-- DOCUMENT SEGMENT --
══════
Miles Teller segued into superheroes and sci-fi

Just before "Whiplash," Miles Teller had completed filming "Divergent," the first film in a franchise based on a popular series of young adult novels, starring fellow rising star Shailene Woodley. Interviewed by W Magazine (via Entertainment Weekly), Teller explained his motivation for taking the role. "When I first read 'Whiplash,' I was feeling dead inside," he recalled. "I didn't have an interesting part [in 'Divergent'], and I'd taken the film for business reasons: It was the first movie I'd done that was going to have an international audience," he explained, implying that he was paid more for "Divergent" than the measly $8,000 he'd earned from "Whiplash." 

Meanwhile, the critical acclaim from an Oscar-winning film presented Miles Teller with other big Hollywood opportunities. Chief among these was the chance to become part of a Marvel movie when he was cast as Reed "Mr. Fantastic" Richards in 2015's "Fantastic Four." 

Sadly, Teller's experience with the superhero genre wound up being a big downer when the film was savaged by critics and tanked at the box office. Looking back at the debacle, Teller placed the blame squarely on the shoddy screenplay. "I think it was [George] Clooney who said you can make a bad movie out of a good script, you can't make a good movie out of a bad script, and that's very true," Teller said while appearing on the "Happy Sad Confused" podcast (via Digital Spy).

He married longtime love Keleigh Sperry

In 2013, Miles Teller was attending a Grammys after-party when he met Keleigh Sperry. "Keleigh had caught my eye early in the night, and we talked," he recalled when interviewed for Vogue. "After we met, I knew she was the one."

Teller and Sperry began dating, and in 2017 Teller popped the question while the two were on safari in South Africa. As Sperry told Vogue, the proposal came as a complete surprise, revealed when she spotted an out-of-place rose on a tree. When she inspected the rose, she realized it had a note attached, featuring the date that they'd started dating. "I turned around, and he read it and said, 'That was the first day you became my girlfriend and today is the last,' and he got down on one knee," she recalled. "It was really romantic."

In 2019, the couple tied the knot in a destination wedding in Maui; Sperry's family spent their summers there, and Teller had come to fall in love with the Hawaiian island after accompanying her and her family on multiple vacations over the years. "We both felt happiest there and wanted it to be a big part of our lives forever," added Sperry, who changed her name to Keleigh Teller after their wedding.
══════
-- INPUT --
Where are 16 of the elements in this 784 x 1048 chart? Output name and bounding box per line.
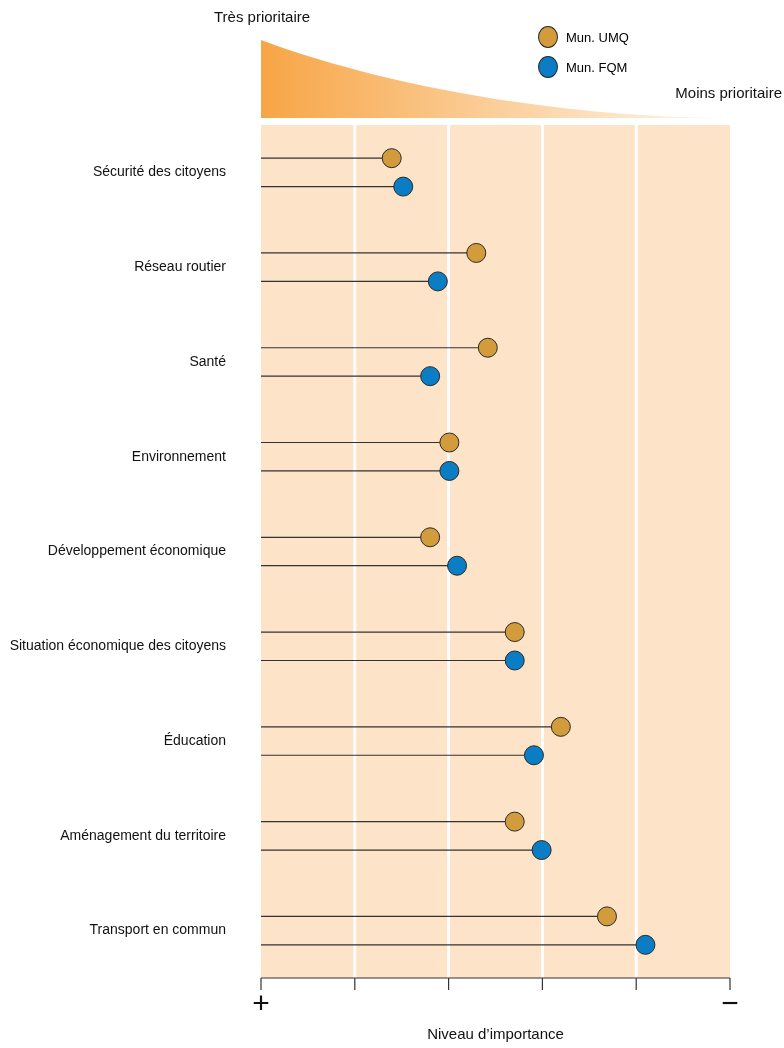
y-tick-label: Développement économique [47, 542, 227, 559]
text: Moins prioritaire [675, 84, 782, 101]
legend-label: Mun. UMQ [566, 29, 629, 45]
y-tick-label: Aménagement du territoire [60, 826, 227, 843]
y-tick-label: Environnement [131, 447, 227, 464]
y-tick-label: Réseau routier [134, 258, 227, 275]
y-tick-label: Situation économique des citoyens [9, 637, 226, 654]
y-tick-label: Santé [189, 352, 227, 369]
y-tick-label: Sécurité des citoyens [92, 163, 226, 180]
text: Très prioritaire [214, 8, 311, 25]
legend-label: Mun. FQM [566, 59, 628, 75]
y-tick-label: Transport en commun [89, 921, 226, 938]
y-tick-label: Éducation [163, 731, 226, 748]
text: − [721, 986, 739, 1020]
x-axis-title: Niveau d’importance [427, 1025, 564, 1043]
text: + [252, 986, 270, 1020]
══════
-- WORK TO DO --
1 – Please duplicate the entries from the line containing "y-tick-label: Développement économique" up to and including the final line of the entries.
2 – Write a continuation of the Miles Teller article that starts right after its last sentence.
The Miles Teller article and the entries come from separate, unrelated sources.

-- REPLIES --
1 –
y-tick-label: Développement économique [47, 542, 227, 559]
text: Moins prioritaire [675, 84, 782, 101]
legend-label: Mun. UMQ [566, 29, 629, 45]
y-tick-label: Aménagement du territoire [60, 826, 227, 843]
y-tick-label: Environnement [131, 447, 227, 464]
y-tick-label: Réseau routier [134, 258, 227, 275]
y-tick-label: Situation économique des citoyens [9, 637, 226, 654]
y-tick-label: Santé [189, 352, 227, 369]
y-tick-label: Sécurité des citoyens [92, 163, 226, 180]
text: Très prioritaire [214, 8, 311, 25]
legend-label: Mun. FQM [566, 59, 628, 75]
y-tick-label: Transport en commun [89, 921, 226, 938]
y-tick-label: Éducation [163, 731, 226, 748]
text: − [721, 986, 739, 1020]
x-axis-title: Niveau d’importance [427, 1025, 564, 1043]
text: + [252, 986, 270, 1020]

2 –
He ventured into the booze business

The same year that Miles Teller got married, he also entered into a new business venture that had nothing to do with Hollywood: The Finnish Long Drink, a gin-based alcoholic beverage, sold in cans, has gained popularity in its native Finland. According to Forbes, Teller sampled it at a liquor store, and before long he'd become part-owner by making a sizeable investment in the brand. "I drink it all time just because it's so refreshing," he told the outlet. 

A few years later, Forbes subsequently reported that Teller and his co-owners lured some other investors — including Norwegian EDM star DJ Kygo and pro golfer Rickie Fowler — and compiled $25 million to put toward strengthening American distribution. That push yielded big results when sales grew by more than 100% in a single year, propelling The Finnish Long Drink to become America's fourth-largest RTD (ready to drink) booze brand. 

As Teller told Forbes, his ability to promote the product is made easier by the fact that he's a true believer. "I think it's similar in that people can smell phoniness," he said. "And I'm not a salesperson. I don't want to sell people something that I don't care about it ... I enjoy getting out there and talking to people about Long Drink."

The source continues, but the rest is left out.